EXTRACT TO READ:
|Image courtesy of Thomson Data LLC|
When I go to customer experience conferences, B2B companies are under-represented, both in attendees and speakers. When clients look for benchmark data, B2B reports are few and far between.
Those are just a few examples of why I wanted to revisit a question I posed in a post I wrote two years ago: If you work for a B2B company, is customer experience still an important focus? In short, yes.
Clearly, there are differences between B2B companies and customers and their counterparts on the B2C side. There are other differences, too: different challenges, different approaches, different personas, different stakeholders, different customers (partners vs. end-users), and different desired outcomes. The B2B customer experience proves to have its complexities. But that doesn't mean we should throw our hands up and ignore this important business type and its customers.

DATA ROWS:
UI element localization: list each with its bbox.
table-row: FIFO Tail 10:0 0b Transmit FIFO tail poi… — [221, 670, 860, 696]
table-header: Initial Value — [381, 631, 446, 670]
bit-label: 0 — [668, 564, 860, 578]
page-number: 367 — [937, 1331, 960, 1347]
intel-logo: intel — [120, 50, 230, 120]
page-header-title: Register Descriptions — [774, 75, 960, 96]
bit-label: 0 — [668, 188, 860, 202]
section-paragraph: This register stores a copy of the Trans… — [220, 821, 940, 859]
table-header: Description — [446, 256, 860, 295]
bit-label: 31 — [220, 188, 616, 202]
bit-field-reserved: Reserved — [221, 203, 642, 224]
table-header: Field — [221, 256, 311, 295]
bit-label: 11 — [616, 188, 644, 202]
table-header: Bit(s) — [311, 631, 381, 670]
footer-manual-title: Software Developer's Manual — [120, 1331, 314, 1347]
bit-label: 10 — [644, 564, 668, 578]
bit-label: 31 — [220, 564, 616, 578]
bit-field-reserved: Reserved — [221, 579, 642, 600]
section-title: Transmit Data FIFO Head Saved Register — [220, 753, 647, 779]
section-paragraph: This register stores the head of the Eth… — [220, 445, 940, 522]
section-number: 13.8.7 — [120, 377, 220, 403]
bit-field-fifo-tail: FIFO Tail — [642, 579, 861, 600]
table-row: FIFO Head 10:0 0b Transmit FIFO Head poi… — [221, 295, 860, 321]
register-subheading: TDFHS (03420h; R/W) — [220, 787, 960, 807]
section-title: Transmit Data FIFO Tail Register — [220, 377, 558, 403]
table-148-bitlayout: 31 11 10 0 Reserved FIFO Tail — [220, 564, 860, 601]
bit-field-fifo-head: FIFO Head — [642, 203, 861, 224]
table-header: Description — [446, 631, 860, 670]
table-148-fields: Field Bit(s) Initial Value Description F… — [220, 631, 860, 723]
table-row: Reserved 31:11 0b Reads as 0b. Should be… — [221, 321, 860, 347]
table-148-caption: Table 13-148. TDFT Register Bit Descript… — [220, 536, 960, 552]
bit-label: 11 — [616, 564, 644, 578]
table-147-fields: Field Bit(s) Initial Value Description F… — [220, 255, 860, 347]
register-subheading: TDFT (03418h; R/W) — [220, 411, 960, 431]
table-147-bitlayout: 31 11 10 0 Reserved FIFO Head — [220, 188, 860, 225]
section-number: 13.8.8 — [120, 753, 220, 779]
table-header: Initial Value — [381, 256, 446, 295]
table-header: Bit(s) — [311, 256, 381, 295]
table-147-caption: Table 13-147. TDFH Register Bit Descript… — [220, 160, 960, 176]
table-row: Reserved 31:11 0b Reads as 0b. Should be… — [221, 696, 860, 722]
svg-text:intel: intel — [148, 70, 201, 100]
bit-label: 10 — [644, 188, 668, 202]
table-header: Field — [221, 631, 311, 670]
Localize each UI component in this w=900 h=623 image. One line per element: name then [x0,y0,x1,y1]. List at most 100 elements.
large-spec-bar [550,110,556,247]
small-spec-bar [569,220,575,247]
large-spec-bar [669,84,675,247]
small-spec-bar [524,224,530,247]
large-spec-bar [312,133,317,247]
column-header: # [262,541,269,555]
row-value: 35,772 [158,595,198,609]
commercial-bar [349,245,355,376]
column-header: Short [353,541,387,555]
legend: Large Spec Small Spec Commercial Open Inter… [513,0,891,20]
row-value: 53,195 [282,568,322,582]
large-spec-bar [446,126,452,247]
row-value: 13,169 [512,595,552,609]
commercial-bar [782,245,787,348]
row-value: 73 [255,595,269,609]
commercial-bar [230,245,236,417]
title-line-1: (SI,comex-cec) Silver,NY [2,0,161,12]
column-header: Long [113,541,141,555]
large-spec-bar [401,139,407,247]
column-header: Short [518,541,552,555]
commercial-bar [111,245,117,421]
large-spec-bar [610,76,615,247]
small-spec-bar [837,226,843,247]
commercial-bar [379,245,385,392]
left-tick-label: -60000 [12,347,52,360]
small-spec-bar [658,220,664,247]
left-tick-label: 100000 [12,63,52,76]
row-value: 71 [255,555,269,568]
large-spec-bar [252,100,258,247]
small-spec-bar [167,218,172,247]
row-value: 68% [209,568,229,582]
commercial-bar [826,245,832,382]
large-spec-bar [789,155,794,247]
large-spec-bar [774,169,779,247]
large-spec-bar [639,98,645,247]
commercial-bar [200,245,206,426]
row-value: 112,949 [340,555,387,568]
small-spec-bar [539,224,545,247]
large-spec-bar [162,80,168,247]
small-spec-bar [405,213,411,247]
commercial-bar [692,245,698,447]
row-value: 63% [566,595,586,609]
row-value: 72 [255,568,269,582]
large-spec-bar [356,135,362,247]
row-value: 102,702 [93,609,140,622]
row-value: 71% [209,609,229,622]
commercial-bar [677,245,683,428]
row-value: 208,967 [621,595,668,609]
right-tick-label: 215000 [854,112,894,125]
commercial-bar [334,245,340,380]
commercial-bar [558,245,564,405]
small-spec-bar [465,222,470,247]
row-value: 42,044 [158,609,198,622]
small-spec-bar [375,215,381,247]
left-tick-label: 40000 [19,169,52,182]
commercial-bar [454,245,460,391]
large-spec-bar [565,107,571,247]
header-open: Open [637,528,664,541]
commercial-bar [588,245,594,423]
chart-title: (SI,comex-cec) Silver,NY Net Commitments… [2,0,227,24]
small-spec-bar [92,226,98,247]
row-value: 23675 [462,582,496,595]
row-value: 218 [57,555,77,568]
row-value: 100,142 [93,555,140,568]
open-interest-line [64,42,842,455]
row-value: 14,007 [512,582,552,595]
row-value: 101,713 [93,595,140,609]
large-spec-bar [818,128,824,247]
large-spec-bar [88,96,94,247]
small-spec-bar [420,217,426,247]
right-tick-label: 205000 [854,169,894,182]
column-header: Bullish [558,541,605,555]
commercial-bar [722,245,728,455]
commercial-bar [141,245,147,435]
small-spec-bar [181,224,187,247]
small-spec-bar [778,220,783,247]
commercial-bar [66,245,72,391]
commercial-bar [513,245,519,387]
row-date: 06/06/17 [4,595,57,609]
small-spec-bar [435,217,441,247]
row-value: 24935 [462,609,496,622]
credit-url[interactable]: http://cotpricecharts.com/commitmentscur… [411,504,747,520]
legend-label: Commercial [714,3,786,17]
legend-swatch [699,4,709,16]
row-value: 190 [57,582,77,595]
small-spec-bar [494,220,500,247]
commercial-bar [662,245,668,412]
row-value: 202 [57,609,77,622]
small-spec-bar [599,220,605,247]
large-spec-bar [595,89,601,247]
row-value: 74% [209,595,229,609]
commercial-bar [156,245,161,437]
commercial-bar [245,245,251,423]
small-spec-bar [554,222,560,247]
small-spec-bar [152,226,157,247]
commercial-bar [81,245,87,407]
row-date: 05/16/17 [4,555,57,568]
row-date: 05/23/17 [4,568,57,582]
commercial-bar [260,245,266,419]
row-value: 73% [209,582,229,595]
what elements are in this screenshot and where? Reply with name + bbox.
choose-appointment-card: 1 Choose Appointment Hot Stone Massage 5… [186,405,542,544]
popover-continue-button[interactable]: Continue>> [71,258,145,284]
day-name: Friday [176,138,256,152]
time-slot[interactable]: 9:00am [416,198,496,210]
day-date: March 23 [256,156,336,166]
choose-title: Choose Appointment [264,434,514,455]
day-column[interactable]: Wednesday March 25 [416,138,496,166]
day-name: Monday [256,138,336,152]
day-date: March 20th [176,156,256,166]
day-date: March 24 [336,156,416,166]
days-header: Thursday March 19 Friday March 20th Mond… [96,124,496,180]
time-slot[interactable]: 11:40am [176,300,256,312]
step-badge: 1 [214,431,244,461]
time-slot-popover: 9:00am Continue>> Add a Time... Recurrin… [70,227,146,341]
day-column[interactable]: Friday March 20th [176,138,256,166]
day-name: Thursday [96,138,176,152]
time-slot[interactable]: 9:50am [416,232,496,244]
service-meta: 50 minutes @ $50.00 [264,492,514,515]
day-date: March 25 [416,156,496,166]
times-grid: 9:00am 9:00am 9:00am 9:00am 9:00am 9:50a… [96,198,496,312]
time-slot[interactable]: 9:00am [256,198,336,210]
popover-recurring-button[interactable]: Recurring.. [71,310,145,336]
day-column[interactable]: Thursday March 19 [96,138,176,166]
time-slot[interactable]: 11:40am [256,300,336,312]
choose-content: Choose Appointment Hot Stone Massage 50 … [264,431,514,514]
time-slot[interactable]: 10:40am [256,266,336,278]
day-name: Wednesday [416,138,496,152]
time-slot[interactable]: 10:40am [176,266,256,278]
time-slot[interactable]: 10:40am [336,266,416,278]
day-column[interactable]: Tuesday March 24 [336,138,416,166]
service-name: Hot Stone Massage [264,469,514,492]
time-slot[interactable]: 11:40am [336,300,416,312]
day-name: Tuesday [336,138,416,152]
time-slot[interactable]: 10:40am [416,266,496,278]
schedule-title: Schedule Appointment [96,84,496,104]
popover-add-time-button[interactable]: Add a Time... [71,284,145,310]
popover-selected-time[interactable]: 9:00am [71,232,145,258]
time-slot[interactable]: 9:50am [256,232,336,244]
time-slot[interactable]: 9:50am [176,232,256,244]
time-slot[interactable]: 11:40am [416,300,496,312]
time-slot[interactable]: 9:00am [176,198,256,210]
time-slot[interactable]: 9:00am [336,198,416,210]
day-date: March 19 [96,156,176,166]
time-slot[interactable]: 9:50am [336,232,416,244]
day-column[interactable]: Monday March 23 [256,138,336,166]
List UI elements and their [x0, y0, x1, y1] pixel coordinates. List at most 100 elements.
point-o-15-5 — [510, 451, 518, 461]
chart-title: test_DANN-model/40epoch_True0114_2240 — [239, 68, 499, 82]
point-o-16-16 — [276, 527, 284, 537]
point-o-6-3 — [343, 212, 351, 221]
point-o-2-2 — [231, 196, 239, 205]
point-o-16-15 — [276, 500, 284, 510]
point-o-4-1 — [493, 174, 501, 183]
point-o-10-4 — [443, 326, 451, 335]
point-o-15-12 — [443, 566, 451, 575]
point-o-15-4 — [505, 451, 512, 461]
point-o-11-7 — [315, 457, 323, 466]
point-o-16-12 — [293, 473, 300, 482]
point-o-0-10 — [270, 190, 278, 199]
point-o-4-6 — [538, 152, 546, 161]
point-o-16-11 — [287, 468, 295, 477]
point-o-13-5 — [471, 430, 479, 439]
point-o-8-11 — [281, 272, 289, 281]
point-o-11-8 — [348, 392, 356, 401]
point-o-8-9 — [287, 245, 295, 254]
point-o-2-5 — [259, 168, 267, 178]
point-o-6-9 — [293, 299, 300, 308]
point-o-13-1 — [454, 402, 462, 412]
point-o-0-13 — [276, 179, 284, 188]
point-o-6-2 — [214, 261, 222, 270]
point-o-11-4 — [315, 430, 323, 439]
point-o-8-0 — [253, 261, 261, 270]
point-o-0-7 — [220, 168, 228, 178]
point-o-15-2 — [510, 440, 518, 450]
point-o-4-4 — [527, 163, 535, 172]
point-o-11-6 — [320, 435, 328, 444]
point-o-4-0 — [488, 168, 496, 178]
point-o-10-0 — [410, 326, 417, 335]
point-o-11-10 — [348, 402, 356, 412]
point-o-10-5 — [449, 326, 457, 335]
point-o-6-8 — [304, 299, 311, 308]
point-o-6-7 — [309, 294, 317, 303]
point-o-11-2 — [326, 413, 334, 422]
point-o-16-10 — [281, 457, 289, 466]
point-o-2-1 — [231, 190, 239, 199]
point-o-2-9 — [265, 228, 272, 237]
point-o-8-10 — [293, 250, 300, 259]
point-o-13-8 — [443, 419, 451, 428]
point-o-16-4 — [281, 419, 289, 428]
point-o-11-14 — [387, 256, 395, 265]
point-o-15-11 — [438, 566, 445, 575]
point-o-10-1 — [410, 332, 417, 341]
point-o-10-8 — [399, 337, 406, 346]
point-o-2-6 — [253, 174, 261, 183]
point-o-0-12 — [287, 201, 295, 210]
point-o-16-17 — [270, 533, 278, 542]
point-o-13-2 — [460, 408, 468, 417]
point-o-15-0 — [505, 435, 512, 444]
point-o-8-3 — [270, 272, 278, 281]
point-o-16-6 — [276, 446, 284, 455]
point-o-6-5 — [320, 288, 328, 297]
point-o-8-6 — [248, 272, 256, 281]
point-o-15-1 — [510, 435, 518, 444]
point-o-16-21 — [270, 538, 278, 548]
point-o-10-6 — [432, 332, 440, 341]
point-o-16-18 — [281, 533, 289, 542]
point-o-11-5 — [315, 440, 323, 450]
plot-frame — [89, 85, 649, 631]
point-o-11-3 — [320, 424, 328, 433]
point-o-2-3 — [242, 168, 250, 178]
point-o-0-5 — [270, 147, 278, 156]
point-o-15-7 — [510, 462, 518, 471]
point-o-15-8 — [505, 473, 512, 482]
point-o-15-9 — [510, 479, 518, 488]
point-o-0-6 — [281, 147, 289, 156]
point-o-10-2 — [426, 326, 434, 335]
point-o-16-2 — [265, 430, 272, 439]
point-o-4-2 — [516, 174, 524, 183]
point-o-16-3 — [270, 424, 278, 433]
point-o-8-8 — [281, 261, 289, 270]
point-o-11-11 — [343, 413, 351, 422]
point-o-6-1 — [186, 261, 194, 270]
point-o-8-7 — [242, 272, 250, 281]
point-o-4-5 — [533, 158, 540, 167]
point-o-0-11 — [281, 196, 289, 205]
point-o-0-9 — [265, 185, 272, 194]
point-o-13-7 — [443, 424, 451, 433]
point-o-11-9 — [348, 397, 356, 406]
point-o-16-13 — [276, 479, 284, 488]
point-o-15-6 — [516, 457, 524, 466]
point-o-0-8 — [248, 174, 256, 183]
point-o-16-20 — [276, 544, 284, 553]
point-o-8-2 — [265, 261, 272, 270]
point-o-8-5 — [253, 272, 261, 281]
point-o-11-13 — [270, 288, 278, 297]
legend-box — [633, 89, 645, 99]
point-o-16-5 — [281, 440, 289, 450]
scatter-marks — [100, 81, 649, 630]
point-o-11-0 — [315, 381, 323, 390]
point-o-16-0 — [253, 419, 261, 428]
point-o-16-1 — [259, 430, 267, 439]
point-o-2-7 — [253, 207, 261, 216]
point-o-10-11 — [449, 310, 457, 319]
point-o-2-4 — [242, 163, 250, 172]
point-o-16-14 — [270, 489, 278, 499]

YOUR TASKS:
(1) Answer these questions about the B2B customer experience text:
(a) At customer experience conferences, what kind of companies are under-represented?
(b) How long ago was the earlier post with the same question written?
(c) What pairing is given in parentheses next to "different customers"?
(2) Print the passage of the B2B customer experience text starting at "Those are just" and ending at "and its customers.".

ANSWERS BY TASK:
(1)
(a) B2B companies, both in attendees and speakers.
(b) Two years ago.
(c) Partners vs. end-users.

(2)
Those are just a few examples of why I wanted to revisit a question I posed in a post I wrote two years ago: If you work for a B2B company, is customer experience still an important focus? In short, yes.
Clearly, there are differences between B2B companies and customers and their counterparts on the B2C side. There are other differences, too: different challenges, different approaches, different personas, different stakeholders, different customers (partners vs. end-users), and different desired outcomes. The B2B customer experience proves to have its complexities. But that doesn't mean we should throw our hands up and ignore this important business type and its customers.